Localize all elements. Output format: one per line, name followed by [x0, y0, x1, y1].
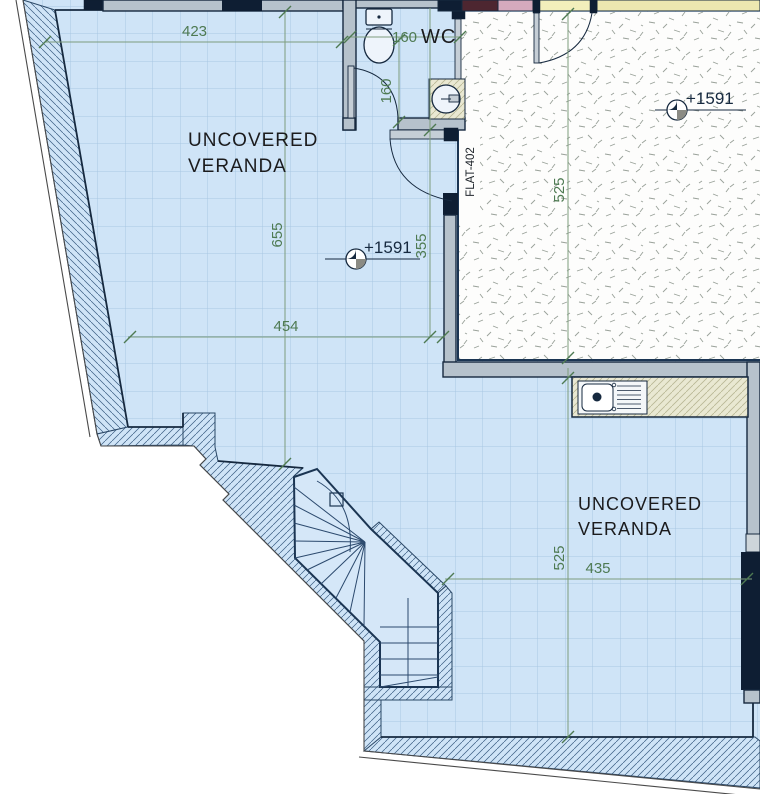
wc-basin-icon: [429, 79, 465, 119]
dimension-label-lower-width: 435: [585, 560, 610, 577]
band-navy-segment: [438, 0, 462, 11]
dimension-label-wc-depth: 160: [378, 78, 395, 103]
east-wall-plate: [746, 534, 760, 552]
dimension-label-top-width: 423: [182, 23, 207, 40]
stair-bottom-band: [364, 687, 452, 700]
dimension-label-flat-depth: 525: [551, 177, 568, 202]
flat-door-leaf: [390, 130, 446, 139]
wc-label: WC: [421, 26, 456, 48]
band-yellow-segment: [533, 0, 597, 11]
dimension-label-veranda-height: 655: [269, 222, 286, 247]
kitchen-counter: [572, 377, 748, 417]
top-wall-column: [222, 0, 262, 11]
wc-door-leaf: [348, 66, 354, 118]
flat-interior: [458, 12, 760, 360]
flat-number-label: FLAT-402: [465, 147, 477, 197]
band-khaki-segment: [597, 0, 760, 11]
dimension-label-lower-depth: 525: [551, 545, 568, 570]
parapet-bottom-wedge: [364, 737, 760, 788]
floor-plan-canvas: 423 160 160 655 355 454 525 525 435 +159…: [0, 0, 760, 794]
kitchen-sink-icon: [578, 381, 647, 414]
flat-door-post-right: [590, 0, 597, 13]
band-maroon-segment: [462, 0, 498, 11]
top-color-band: [438, 0, 760, 13]
level-label-flat: +1591: [686, 89, 734, 108]
veranda-upper-label-line2: VERANDA: [188, 156, 287, 177]
veranda-lower-label-line1: UNCOVERED: [578, 494, 702, 514]
flat-west-wall: [444, 215, 456, 365]
entry-door-leaf: [534, 13, 539, 63]
top-wall-end-column: [84, 0, 103, 10]
level-label-veranda: +1591: [364, 238, 412, 257]
east-column-base: [744, 690, 760, 703]
dimension-label-veranda-width: 454: [273, 318, 298, 335]
flat-south-wall: [443, 362, 760, 377]
flat-door-post-left: [533, 0, 540, 13]
toilet-icon: [364, 9, 394, 63]
east-column: [741, 552, 760, 690]
flat-door-hinge: [444, 128, 458, 141]
dimension-label-wc-width: 160: [392, 29, 417, 46]
flat-floor-stipple: [458, 12, 760, 360]
dimension-label-veranda-mid: 355: [413, 233, 430, 258]
veranda-upper-label-line1: UNCOVERED: [188, 130, 318, 151]
wc-bottom-wall-left: [343, 118, 355, 130]
floor-plan-drawing: 423 160 160 655 355 454 525 525 435 +159…: [0, 0, 760, 794]
mid-column: [443, 193, 458, 215]
stair-side-band: [438, 586, 452, 688]
band-pink-segment: [498, 0, 533, 11]
veranda-lower-label-line2: VERANDA: [578, 519, 672, 539]
east-wall: [747, 362, 760, 558]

──────────

→ **Problem requirements**
Rewrite the stretch of data from the line containing "wc-basin-icon: [429, 79, 465, 119]" through the line containing "dimension-label-top-width: 423: [182, 23, 207, 40]" as a JSON list of strings, one string per line, with any blank lines omitted.

→ **Solved exercise**
[
  "wc-basin-icon: [429, 79, 465, 119]",
  "dimension-label-lower-width: 435: [585, 560, 610, 577]",
  "band-navy-segment: [438, 0, 462, 11]",
  "dimension-label-wc-depth: 160: [378, 78, 395, 103]",
  "east-wall-plate: [746, 534, 760, 552]",
  "dimension-label-top-width: 423: [182, 23, 207, 40]"
]